[Stored records]
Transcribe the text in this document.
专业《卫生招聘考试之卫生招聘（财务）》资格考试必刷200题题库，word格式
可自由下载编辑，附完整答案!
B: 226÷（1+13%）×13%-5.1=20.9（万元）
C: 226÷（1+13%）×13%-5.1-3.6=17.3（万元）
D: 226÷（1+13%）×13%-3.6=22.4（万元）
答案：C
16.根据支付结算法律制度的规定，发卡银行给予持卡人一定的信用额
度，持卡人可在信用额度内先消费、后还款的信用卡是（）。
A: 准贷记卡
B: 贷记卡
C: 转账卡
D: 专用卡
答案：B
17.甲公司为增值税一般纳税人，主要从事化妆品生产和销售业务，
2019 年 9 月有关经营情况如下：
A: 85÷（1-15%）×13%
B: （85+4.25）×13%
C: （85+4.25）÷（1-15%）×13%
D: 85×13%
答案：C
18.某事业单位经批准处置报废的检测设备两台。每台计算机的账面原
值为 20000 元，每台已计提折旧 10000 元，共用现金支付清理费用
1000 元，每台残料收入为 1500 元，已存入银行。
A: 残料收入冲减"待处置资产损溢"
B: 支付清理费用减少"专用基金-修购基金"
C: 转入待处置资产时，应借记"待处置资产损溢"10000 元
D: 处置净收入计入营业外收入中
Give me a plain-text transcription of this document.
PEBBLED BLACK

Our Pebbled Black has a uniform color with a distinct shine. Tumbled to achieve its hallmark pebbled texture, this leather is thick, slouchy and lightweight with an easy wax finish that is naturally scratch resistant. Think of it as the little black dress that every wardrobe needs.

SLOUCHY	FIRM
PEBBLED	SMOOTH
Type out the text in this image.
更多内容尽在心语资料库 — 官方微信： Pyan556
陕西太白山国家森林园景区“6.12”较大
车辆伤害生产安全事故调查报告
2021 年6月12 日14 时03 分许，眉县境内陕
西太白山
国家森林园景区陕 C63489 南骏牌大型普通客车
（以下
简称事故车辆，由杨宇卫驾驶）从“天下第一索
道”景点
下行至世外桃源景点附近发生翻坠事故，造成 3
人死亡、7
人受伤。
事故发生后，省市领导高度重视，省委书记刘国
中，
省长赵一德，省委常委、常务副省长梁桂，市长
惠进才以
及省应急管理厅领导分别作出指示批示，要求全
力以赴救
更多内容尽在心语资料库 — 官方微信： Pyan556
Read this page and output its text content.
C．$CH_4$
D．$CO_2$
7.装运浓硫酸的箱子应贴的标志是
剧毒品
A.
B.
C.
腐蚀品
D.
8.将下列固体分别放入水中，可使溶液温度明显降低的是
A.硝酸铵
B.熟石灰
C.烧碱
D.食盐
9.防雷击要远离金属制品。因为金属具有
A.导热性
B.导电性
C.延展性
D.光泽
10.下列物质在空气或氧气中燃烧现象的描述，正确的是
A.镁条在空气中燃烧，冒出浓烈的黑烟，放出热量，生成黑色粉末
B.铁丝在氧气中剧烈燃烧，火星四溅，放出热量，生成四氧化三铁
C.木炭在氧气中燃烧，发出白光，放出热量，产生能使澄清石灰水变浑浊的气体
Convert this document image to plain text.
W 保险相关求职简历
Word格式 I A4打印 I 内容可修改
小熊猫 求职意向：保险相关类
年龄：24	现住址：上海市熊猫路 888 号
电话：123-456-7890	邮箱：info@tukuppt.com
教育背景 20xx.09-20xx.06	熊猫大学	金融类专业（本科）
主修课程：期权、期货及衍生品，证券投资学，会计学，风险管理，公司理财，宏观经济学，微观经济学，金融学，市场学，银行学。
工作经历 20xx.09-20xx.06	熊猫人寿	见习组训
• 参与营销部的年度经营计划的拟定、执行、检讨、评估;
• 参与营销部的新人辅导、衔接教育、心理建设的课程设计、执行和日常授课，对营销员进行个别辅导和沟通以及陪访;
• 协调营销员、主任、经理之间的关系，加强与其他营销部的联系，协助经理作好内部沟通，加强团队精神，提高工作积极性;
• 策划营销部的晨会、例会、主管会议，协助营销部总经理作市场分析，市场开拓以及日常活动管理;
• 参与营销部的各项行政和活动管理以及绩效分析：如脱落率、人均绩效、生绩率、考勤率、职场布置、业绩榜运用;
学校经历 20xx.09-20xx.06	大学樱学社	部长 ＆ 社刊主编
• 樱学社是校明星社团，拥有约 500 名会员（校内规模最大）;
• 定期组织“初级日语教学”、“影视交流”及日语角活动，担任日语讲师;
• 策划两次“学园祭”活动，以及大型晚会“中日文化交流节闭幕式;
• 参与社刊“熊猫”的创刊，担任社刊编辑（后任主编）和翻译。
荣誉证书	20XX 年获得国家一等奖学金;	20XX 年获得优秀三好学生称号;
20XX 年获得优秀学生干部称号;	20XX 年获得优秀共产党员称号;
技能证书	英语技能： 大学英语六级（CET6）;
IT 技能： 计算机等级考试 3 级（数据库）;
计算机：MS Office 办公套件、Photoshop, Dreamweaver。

**Written task:** Make an exact copy of the data above.

**Response to this task:**
Transcribe the text in this document.
专业《卫生招聘考试之卫生招聘（财务）》资格考试必刷200题题库，word格式
可自由下载编辑，附完整答案!
B: 226÷（1+13%）×13%-5.1=20.9（万元）
C: 226÷（1+13%）×13%-5.1-3.6=17.3（万元）
D: 226÷（1+13%）×13%-3.6=22.4（万元）
答案：C
16.根据支付结算法律制度的规定，发卡银行给予持卡人一定的信用额
度，持卡人可在信用额度内先消费、后还款的信用卡是（）。
A: 准贷记卡
B: 贷记卡
C: 转账卡
D: 专用卡
答案：B
17.甲公司为增值税一般纳税人，主要从事化妆品生产和销售业务，
2019 年 9 月有关经营情况如下：
A: 85÷（1-15%）×13%
B: （85+4.25）×13%
C: （85+4.25）÷（1-15%）×13%
D: 85×13%
答案：C
18.某事业单位经批准处置报废的检测设备两台。每台计算机的账面原
值为 20000 元，每台已计提折旧 10000 元，共用现金支付清理费用
1000 元，每台残料收入为 1500 元，已存入银行。
A: 残料收入冲减"待处置资产损溢"
B: 支付清理费用减少"专用基金-修购基金"
C: 转入待处置资产时，应借记"待处置资产损溢"10000 元
D: 处置净收入计入营业外收入中
Give me a plain-text transcription of this document.
PEBBLED BLACK

Our Pebbled Black has a uniform color with a distinct shine. Tumbled to achieve its hallmark pebbled texture, this leather is thick, slouchy and lightweight with an easy wax finish that is naturally scratch resistant. Think of it as the little black dress that every wardrobe needs.

SLOUCHY	FIRM
PEBBLED	SMOOTH
Type out the text in this image.
更多内容尽在心语资料库 — 官方微信： Pyan556
陕西太白山国家森林园景区“6.12”较大
车辆伤害生产安全事故调查报告
2021 年6月12 日14 时03 分许，眉县境内陕
西太白山
国家森林园景区陕 C63489 南骏牌大型普通客车
（以下
简称事故车辆，由杨宇卫驾驶）从“天下第一索
道”景点
下行至世外桃源景点附近发生翻坠事故，造成 3
人死亡、7
人受伤。
事故发生后，省市领导高度重视，省委书记刘国
中，
省长赵一德，省委常委、常务副省长梁桂，市长
惠进才以
及省应急管理厅领导分别作出指示批示，要求全
力以赴救
更多内容尽在心语资料库 — 官方微信： Pyan556
Read this page and output its text content.
C．$CH_4$
D．$CO_2$
7.装运浓硫酸的箱子应贴的标志是
剧毒品
A.
B.
C.
腐蚀品
D.
8.将下列固体分别放入水中，可使溶液温度明显降低的是
A.硝酸铵
B.熟石灰
C.烧碱
D.食盐
9.防雷击要远离金属制品。因为金属具有
A.导热性
B.导电性
C.延展性
D.光泽
10.下列物质在空气或氧气中燃烧现象的描述，正确的是
A.镁条在空气中燃烧，冒出浓烈的黑烟，放出热量，生成黑色粉末
B.铁丝在氧气中剧烈燃烧，火星四溅，放出热量，生成四氧化三铁
C.木炭在氧气中燃烧，发出白光，放出热量，产生能使澄清石灰水变浑浊的气体
Convert this document image to plain text.
W 保险相关求职简历
Word格式 I A4打印 I 内容可修改
小熊猫 求职意向：保险相关类
年龄：24	现住址：上海市熊猫路 888 号
电话：123-456-7890	邮箱：info@tukuppt.com
教育背景 20xx.09-20xx.06	熊猫大学	金融类专业（本科）
主修课程：期权、期货及衍生品，证券投资学，会计学，风险管理，公司理财，宏观经济学，微观经济学，金融学，市场学，银行学。
工作经历 20xx.09-20xx.06	熊猫人寿	见习组训
• 参与营销部的年度经营计划的拟定、执行、检讨、评估;
• 参与营销部的新人辅导、衔接教育、心理建设的课程设计、执行和日常授课，对营销员进行个别辅导和沟通以及陪访;
• 协调营销员、主任、经理之间的关系，加强与其他营销部的联系，协助经理作好内部沟通，加强团队精神，提高工作积极性;
• 策划营销部的晨会、例会、主管会议，协助营销部总经理作市场分析，市场开拓以及日常活动管理;
• 参与营销部的各项行政和活动管理以及绩效分析：如脱落率、人均绩效、生绩率、考勤率、职场布置、业绩榜运用;
学校经历 20xx.09-20xx.06	大学樱学社	部长 ＆ 社刊主编
• 樱学社是校明星社团，拥有约 500 名会员（校内规模最大）;
• 定期组织“初级日语教学”、“影视交流”及日语角活动，担任日语讲师;
• 策划两次“学园祭”活动，以及大型晚会“中日文化交流节闭幕式;
• 参与社刊“熊猫”的创刊，担任社刊编辑（后任主编）和翻译。
荣誉证书	20XX 年获得国家一等奖学金;	20XX 年获得优秀三好学生称号;
20XX 年获得优秀学生干部称号;	20XX 年获得优秀共产党员称号;
技能证书	英语技能： 大学英语六级（CET6）;
IT 技能： 计算机等级考试 3 级（数据库）;
计算机：MS Office 办公套件、Photoshop, Dreamweaver。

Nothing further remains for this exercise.